▶ _OBJECTIVE_: Identify the lines bearing the string "试题分析" and gather them.

========================================

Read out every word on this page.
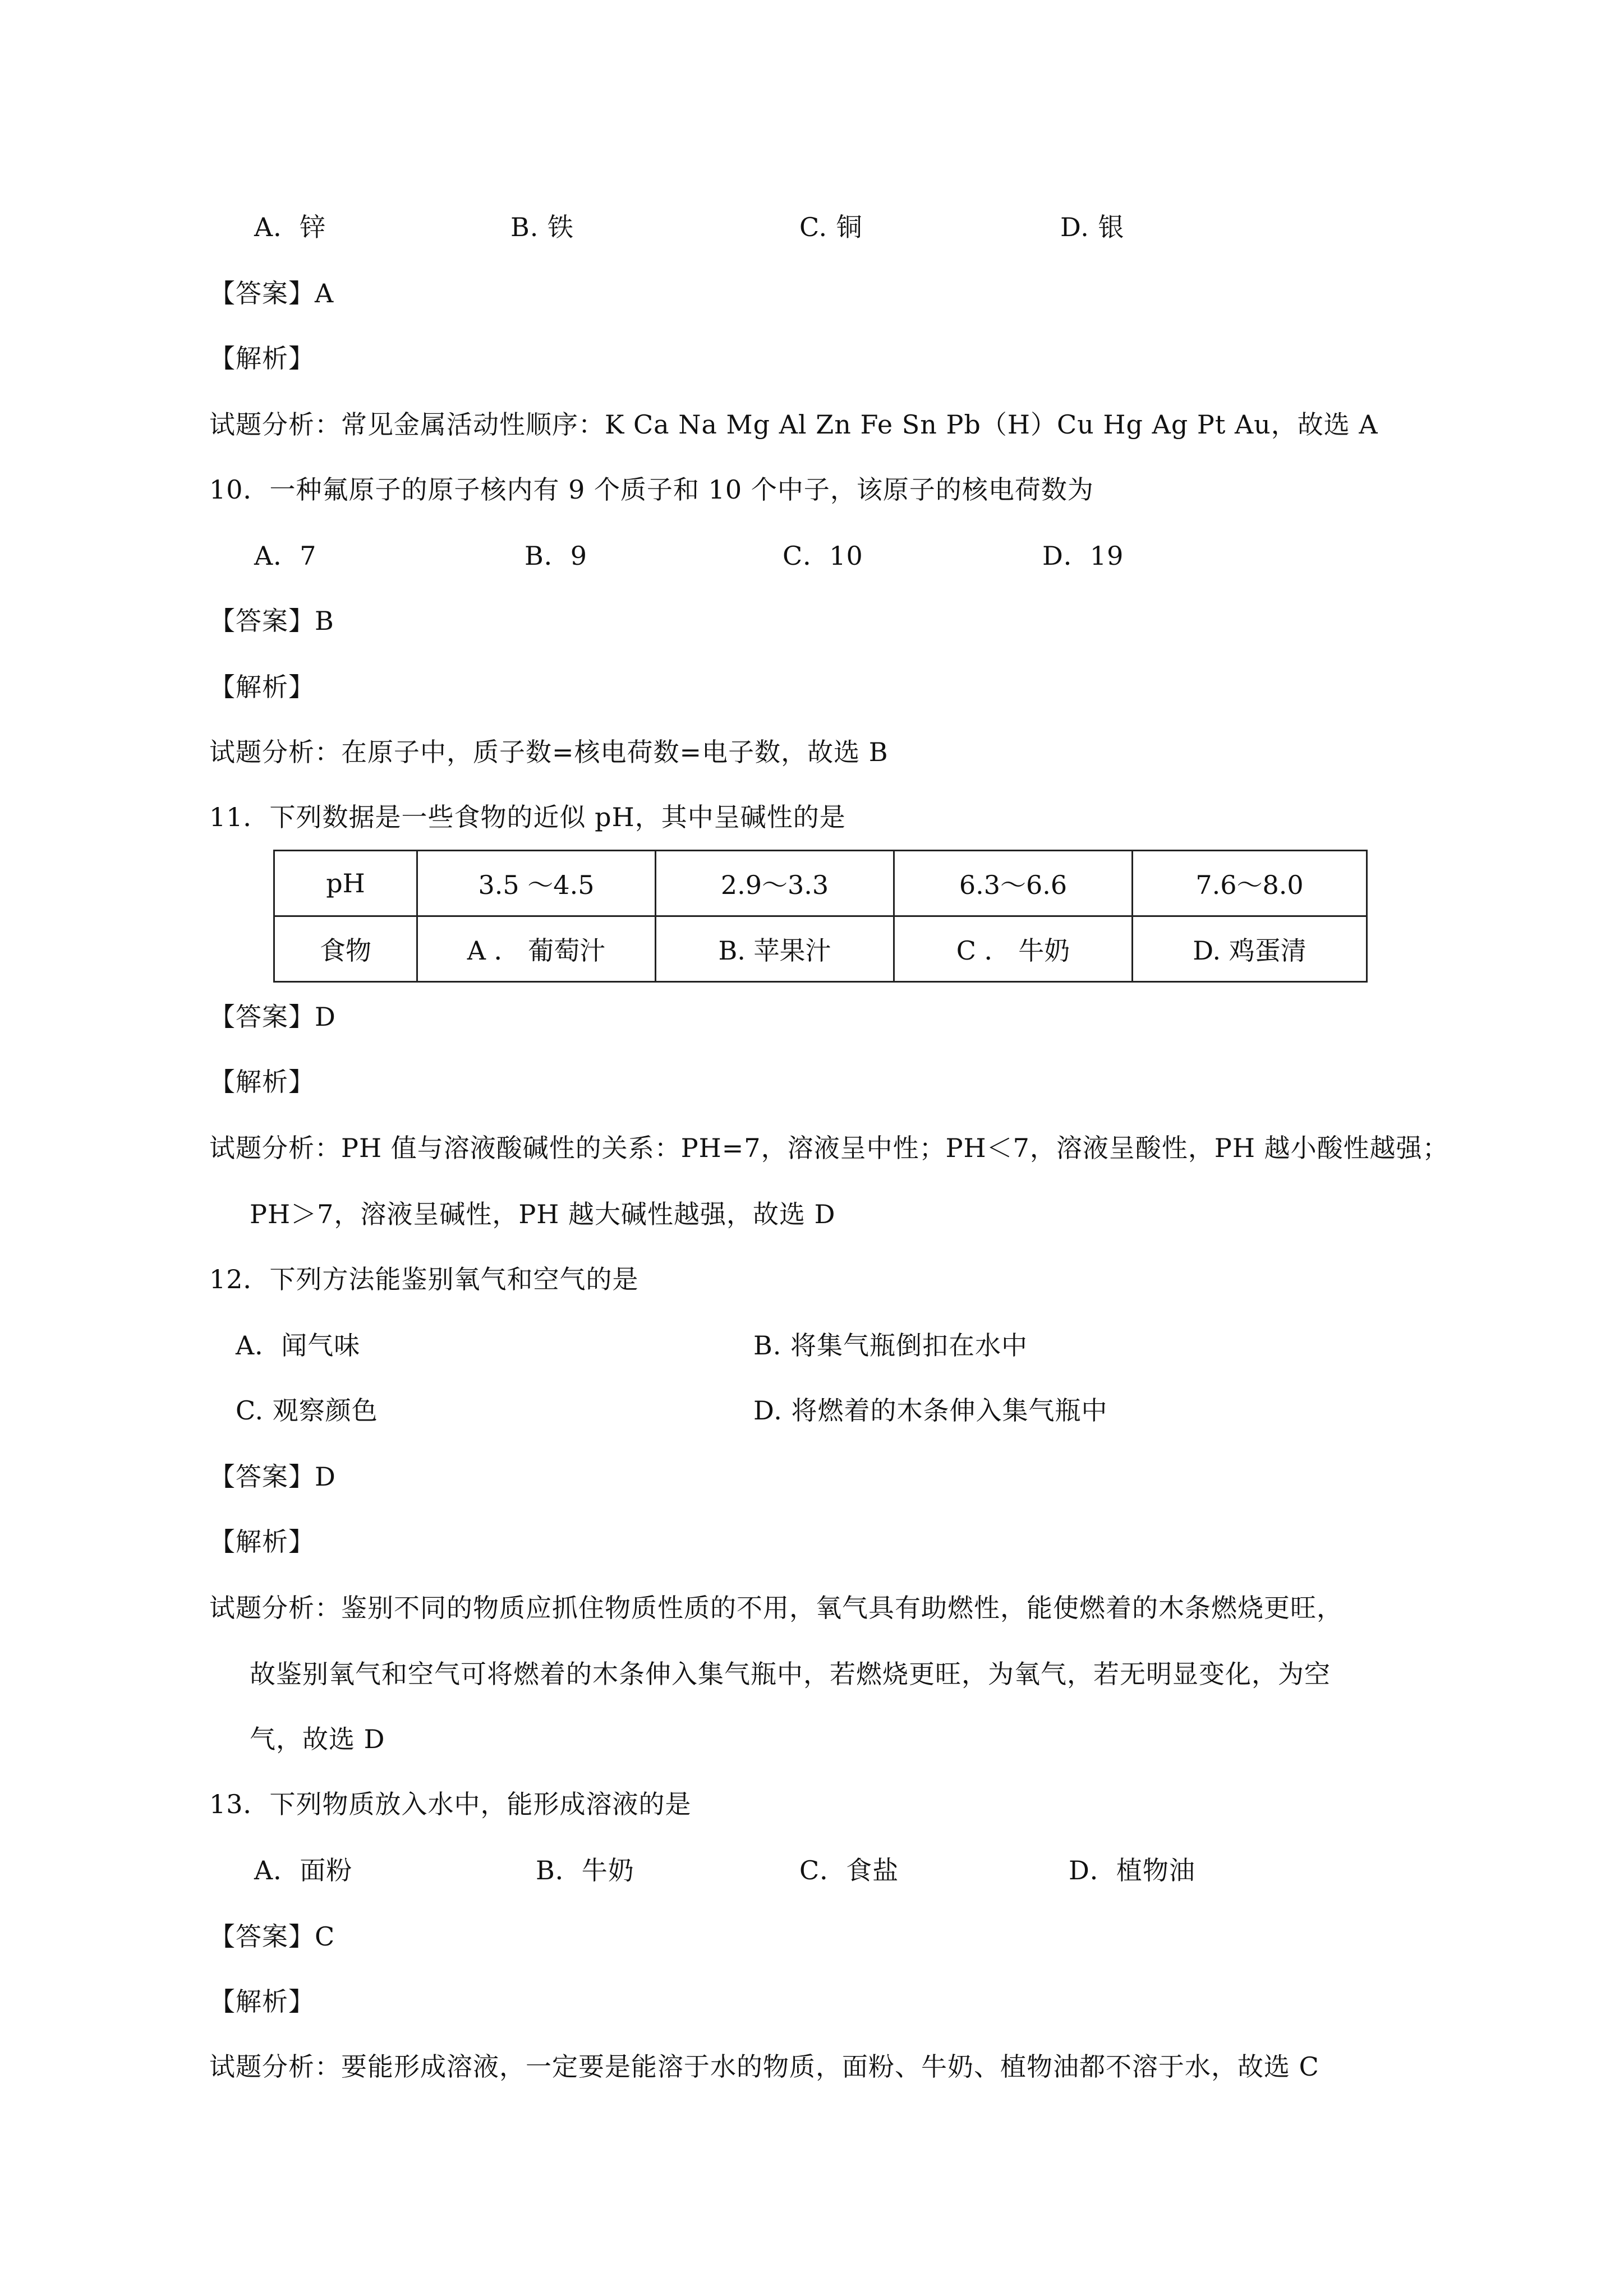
A．锌	B. 铁	C. 铜	D. 银
【答案】A
【解析】
试题分析：常见金属活动性顺序：K Ca Na Mg Al Zn Fe Sn Pb（H）Cu Hg Ag Pt Au，故选 A
10．一种氟原子的原子核内有 9 个质子和 10 个中子，该原子的核电荷数为
A．7	B．9	C．10	D．19
【答案】B
【解析】
试题分析：在原子中，质子数=核电荷数=电子数，故选 B
11．下列数据是一些食物的近似 pH，其中呈碱性的是
pH	3.5 ～4.5	2.9～3.3	6.3～6.6	7.6～8.0
食物	A ． 葡萄汁	B. 苹果汁	C ． 牛奶	D. 鸡蛋清
【答案】D
【解析】
试题分析：PH 值与溶液酸碱性的关系：PH=7，溶液呈中性；PH＜7，溶液呈酸性，PH 越小酸性越强；
PH＞7，溶液呈碱性，PH 越大碱性越强，故选 D
12．下列方法能鉴别氧气和空气的是
A．闻气味	B. 将集气瓶倒扣在水中
C. 观察颜色	D. 将燃着的木条伸入集气瓶中
【答案】D
【解析】
试题分析：鉴别不同的物质应抓住物质性质的不用，氧气具有助燃性，能使燃着的木条燃烧更旺，
故鉴别氧气和空气可将燃着的木条伸入集气瓶中，若燃烧更旺，为氧气，若无明显变化，为空
气，故选 D
13．下列物质放入水中，能形成溶液的是
A．面粉	B．牛奶	C．食盐	D．植物油
【答案】C
【解析】
试题分析：要能形成溶液，一定要是能溶于水的物质，面粉、牛奶、植物油都不溶于水，故选 C
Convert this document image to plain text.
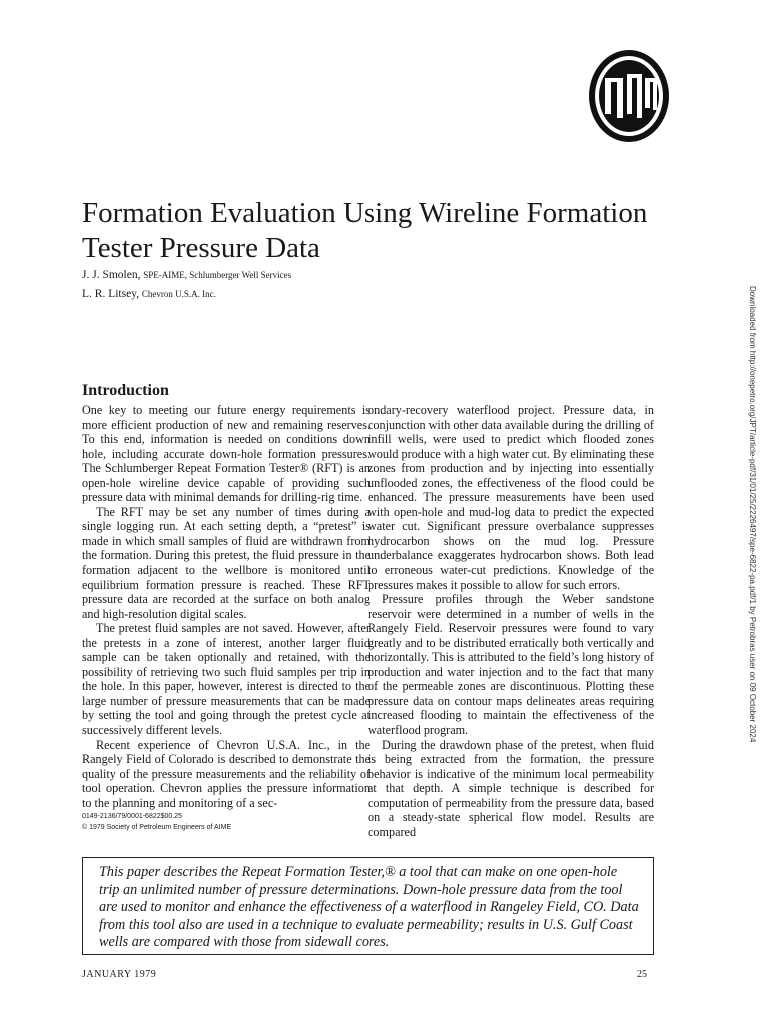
Formation Evaluation Using Wireline Formation Tester Pressure Data
J. J. Smolen, SPE-AIME, Schlumberger Well Services
L. R. Litsey, Chevron U.S.A. Inc.	Downloaded from http://onepetro.org/JPT/article-pdf/31/01/25/2226497/spe-6822-pa.pdf/1 by Petrobras user on 09 October 2024
Introduction

One key to meeting our future energy requirements is more efficient production of new and remaining reserves. To this end, information is needed on conditions down hole, including accurate down-hole formation pressures. The Schlumberger Repeat Formation Tester® (RFT) is an open-hole wireline device capable of providing such pressure data with minimal demands for drilling-rig time.

The RFT may be set any number of times during a single logging run. At each setting depth, a “pretest” is made in which small samples of fluid are withdrawn from the formation. During this pretest, the fluid pressure in the formation adjacent to the wellbore is monitored until equilibrium formation pressure is reached. These RFT pressure data are recorded at the surface on both analog and high-resolution digital scales.

The pretest fluid samples are not saved. However, after the pretests in a zone of interest, another larger fluid sample can be taken optionally and retained, with the possibility of retrieving two such fluid samples per trip in the hole. In this paper, however, interest is directed to the large number of pressure measurements that can be made by setting the tool and going through the pretest cycle at successively different levels.

Recent experience of Chevron U.S.A. Inc., in the Rangely Field of Colorado is described to demonstrate the quality of the pressure measurements and the reliability of tool operation. Chevron applies the pressure information to the planning and monitoring of a sec-

ondary-recovery waterflood project. Pressure data, in conjunction with other data available during the drilling of infill wells, were used to predict which flooded zones would produce with a high water cut. By eliminating these zones from production and by injecting into essentially unflooded zones, the effectiveness of the flood could be enhanced. The pressure measurements have been used with open-hole and mud-log data to predict the expected water cut. Significant pressure overbalance suppresses hydrocarbon shows on the mud log. Pressure underbalance exaggerates hydrocarbon shows. Both lead to erroneous water-cut predictions. Knowledge of the pressures makes it possible to allow for such errors.

Pressure profiles through the Weber sandstone reservoir were determined in a number of wells in the Rangely Field. Reservoir pressures were found to vary greatly and to be distributed erratically both vertically and horizontally. This is attributed to the field’s long history of production and water injection and to the fact that many of the permeable zones are discontinuous. Plotting these pressure data on contour maps delineates areas requiring increased flooding to maintain the effectiveness of the waterflood program.

During the drawdown phase of the pretest, when fluid is being extracted from the formation, the pressure behavior is indicative of the minimum local permeability at that depth. A simple technique is described for computation of permeability from the pressure data, based on a steady-state spherical flow model. Results are compared

0149-2136/79/0001-6822$00.25
© 1979 Society of Petroleum Engineers of AIME
This paper describes the Repeat Formation Tester,® a tool that can make on one open-hole trip an unlimited number of pressure determinations. Down-hole pressure data from the tool are used to monitor and enhance the effectiveness of a waterflood in Rangeley Field, CO. Data from this tool also are used in a technique to evaluate permeability; results in U.S. Gulf Coast wells are compared with those from sidewall cores.
JANUARY 1979	25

========================================

▶ _SOLUTION_:
试题分析：常见金属活动性顺序：K Ca Na Mg Al Zn Fe Sn Pb（H）Cu Hg Ag Pt Au，故选 A
试题分析：在原子中，质子数=核电荷数=电子数，故选 B
试题分析：PH 值与溶液酸碱性的关系：PH=7，溶液呈中性；PH＜7，溶液呈酸性，PH 越小酸性越强；
试题分析：鉴别不同的物质应抓住物质性质的不用，氧气具有助燃性，能使燃着的木条燃烧更旺，
试题分析：要能形成溶液，一定要是能溶于水的物质，面粉、牛奶、植物油都不溶于水，故选 C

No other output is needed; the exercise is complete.